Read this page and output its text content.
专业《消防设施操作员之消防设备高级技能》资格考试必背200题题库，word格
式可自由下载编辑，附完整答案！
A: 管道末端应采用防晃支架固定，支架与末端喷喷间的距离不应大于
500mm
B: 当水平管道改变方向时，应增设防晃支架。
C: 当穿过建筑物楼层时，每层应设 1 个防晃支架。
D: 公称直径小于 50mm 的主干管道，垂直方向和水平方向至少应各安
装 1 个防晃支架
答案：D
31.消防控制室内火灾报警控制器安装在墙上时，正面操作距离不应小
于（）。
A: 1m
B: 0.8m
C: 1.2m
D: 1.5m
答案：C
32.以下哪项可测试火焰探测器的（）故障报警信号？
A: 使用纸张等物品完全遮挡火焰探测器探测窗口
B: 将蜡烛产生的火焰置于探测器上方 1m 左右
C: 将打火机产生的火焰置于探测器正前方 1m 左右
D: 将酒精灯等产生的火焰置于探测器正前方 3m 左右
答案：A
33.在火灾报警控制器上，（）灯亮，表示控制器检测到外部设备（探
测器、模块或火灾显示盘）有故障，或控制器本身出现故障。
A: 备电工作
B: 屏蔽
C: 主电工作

○ ○ ○ ○ ○ ○ ○

Go through the records above and set each one down exactly, please.

WRITTEN ANSWER:
Read this page and output its text content.
专业《消防设施操作员之消防设备高级技能》资格考试必背200题题库，word格
式可自由下载编辑，附完整答案！
A: 管道末端应采用防晃支架固定，支架与末端喷喷间的距离不应大于
500mm
B: 当水平管道改变方向时，应增设防晃支架。
C: 当穿过建筑物楼层时，每层应设 1 个防晃支架。
D: 公称直径小于 50mm 的主干管道，垂直方向和水平方向至少应各安
装 1 个防晃支架
答案：D
31.消防控制室内火灾报警控制器安装在墙上时，正面操作距离不应小
于（）。
A: 1m
B: 0.8m
C: 1.2m
D: 1.5m
答案：C
32.以下哪项可测试火焰探测器的（）故障报警信号？
A: 使用纸张等物品完全遮挡火焰探测器探测窗口
B: 将蜡烛产生的火焰置于探测器上方 1m 左右
C: 将打火机产生的火焰置于探测器正前方 1m 左右
D: 将酒精灯等产生的火焰置于探测器正前方 3m 左右
答案：A
33.在火灾报警控制器上，（）灯亮，表示控制器检测到外部设备（探
测器、模块或火灾显示盘）有故障，或控制器本身出现故障。
A: 备电工作
B: 屏蔽
C: 主电工作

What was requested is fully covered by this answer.